» To be done:
Copy each line exactly.

» Records to use:
▬▬▬▬▬▬

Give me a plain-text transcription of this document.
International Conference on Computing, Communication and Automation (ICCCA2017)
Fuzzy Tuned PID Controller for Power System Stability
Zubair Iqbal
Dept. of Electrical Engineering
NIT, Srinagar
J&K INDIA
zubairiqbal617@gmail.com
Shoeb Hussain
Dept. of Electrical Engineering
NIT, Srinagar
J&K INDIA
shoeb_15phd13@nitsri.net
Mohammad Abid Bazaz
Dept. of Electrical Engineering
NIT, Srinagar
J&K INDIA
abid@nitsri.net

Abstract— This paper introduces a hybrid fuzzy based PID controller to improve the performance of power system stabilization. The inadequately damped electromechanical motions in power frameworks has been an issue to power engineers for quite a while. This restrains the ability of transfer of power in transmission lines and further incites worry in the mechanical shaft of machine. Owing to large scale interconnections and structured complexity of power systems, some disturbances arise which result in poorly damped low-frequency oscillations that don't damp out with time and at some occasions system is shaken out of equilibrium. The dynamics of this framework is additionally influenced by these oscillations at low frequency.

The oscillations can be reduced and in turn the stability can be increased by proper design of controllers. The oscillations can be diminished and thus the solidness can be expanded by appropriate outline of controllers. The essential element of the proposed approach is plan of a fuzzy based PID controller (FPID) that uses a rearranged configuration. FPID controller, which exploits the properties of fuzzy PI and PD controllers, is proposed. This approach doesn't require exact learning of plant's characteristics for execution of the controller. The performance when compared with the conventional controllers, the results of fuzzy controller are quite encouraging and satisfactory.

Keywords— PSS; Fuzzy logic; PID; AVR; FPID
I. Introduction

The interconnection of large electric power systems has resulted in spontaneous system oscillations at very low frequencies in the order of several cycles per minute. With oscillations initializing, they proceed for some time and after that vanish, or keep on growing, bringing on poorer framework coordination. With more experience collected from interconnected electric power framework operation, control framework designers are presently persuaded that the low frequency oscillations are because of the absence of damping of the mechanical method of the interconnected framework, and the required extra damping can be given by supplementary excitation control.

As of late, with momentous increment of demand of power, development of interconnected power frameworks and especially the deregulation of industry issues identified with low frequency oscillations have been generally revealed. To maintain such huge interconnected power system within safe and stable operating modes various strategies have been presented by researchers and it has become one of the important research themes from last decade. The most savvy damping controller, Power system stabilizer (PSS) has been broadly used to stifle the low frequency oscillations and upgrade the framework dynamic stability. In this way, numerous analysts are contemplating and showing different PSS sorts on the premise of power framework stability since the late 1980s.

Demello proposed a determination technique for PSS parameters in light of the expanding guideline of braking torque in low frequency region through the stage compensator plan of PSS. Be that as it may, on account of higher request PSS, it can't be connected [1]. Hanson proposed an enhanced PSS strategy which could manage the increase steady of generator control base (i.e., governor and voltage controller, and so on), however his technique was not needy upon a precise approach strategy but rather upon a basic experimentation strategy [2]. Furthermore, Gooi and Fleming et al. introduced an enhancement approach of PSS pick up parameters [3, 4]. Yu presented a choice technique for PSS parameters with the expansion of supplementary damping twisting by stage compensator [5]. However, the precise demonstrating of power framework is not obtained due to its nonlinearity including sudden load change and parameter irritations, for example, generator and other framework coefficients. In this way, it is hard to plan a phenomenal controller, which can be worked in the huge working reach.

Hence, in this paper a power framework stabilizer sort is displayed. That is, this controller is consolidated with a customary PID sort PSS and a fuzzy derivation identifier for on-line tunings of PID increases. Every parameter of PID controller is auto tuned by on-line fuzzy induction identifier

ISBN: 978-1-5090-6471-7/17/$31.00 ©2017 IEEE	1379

▬▬▬▬▬▬

» Result of the exercise:
Give me a plain-text transcription of this document.
International Conference on Computing, Communication and Automation (ICCCA2017)
Fuzzy Tuned PID Controller for Power System Stability
Zubair Iqbal
Dept. of Electrical Engineering
NIT, Srinagar
J&K INDIA
zubairiqbal617@gmail.com
Shoeb Hussain
Dept. of Electrical Engineering
NIT, Srinagar
J&K INDIA
shoeb_15phd13@nitsri.net
Mohammad Abid Bazaz
Dept. of Electrical Engineering
NIT, Srinagar
J&K INDIA
abid@nitsri.net

Abstract— This paper introduces a hybrid fuzzy based PID controller to improve the performance of power system stabilization. The inadequately damped electromechanical motions in power frameworks has been an issue to power engineers for quite a while. This restrains the ability of transfer of power in transmission lines and further incites worry in the mechanical shaft of machine. Owing to large scale interconnections and structured complexity of power systems, some disturbances arise which result in poorly damped low-frequency oscillations that don't damp out with time and at some occasions system is shaken out of equilibrium. The dynamics of this framework is additionally influenced by these oscillations at low frequency.

The oscillations can be reduced and in turn the stability can be increased by proper design of controllers. The oscillations can be diminished and thus the solidness can be expanded by appropriate outline of controllers. The essential element of the proposed approach is plan of a fuzzy based PID controller (FPID) that uses a rearranged configuration. FPID controller, which exploits the properties of fuzzy PI and PD controllers, is proposed. This approach doesn't require exact learning of plant's characteristics for execution of the controller. The performance when compared with the conventional controllers, the results of fuzzy controller are quite encouraging and satisfactory.

Keywords— PSS; Fuzzy logic; PID; AVR; FPID
I. Introduction

The interconnection of large electric power systems has resulted in spontaneous system oscillations at very low frequencies in the order of several cycles per minute. With oscillations initializing, they proceed for some time and after that vanish, or keep on growing, bringing on poorer framework coordination. With more experience collected from interconnected electric power framework operation, control framework designers are presently persuaded that the low frequency oscillations are because of the absence of damping of the mechanical method of the interconnected framework, and the required extra damping can be given by supplementary excitation control.

As of late, with momentous increment of demand of power, development of interconnected power frameworks and especially the deregulation of industry issues identified with low frequency oscillations have been generally revealed. To maintain such huge interconnected power system within safe and stable operating modes various strategies have been presented by researchers and it has become one of the important research themes from last decade. The most savvy damping controller, Power system stabilizer (PSS) has been broadly used to stifle the low frequency oscillations and upgrade the framework dynamic stability. In this way, numerous analysts are contemplating and showing different PSS sorts on the premise of power framework stability since the late 1980s.

Demello proposed a determination technique for PSS parameters in light of the expanding guideline of braking torque in low frequency region through the stage compensator plan of PSS. Be that as it may, on account of higher request PSS, it can't be connected [1]. Hanson proposed an enhanced PSS strategy which could manage the increase steady of generator control base (i.e., governor and voltage controller, and so on), however his technique was not needy upon a precise approach strategy but rather upon a basic experimentation strategy [2]. Furthermore, Gooi and Fleming et al. introduced an enhancement approach of PSS pick up parameters [3, 4]. Yu presented a choice technique for PSS parameters with the expansion of supplementary damping twisting by stage compensator [5]. However, the precise demonstrating of power framework is not obtained due to its nonlinearity including sudden load change and parameter irritations, for example, generator and other framework coefficients. In this way, it is hard to plan a phenomenal controller, which can be worked in the huge working reach.

Hence, in this paper a power framework stabilizer sort is displayed. That is, this controller is consolidated with a customary PID sort PSS and a fuzzy derivation identifier for on-line tunings of PID increases. Every parameter of PID controller is auto tuned by on-line fuzzy induction identifier

ISBN: 978-1-5090-6471-7/17/$31.00 ©2017 IEEE	1379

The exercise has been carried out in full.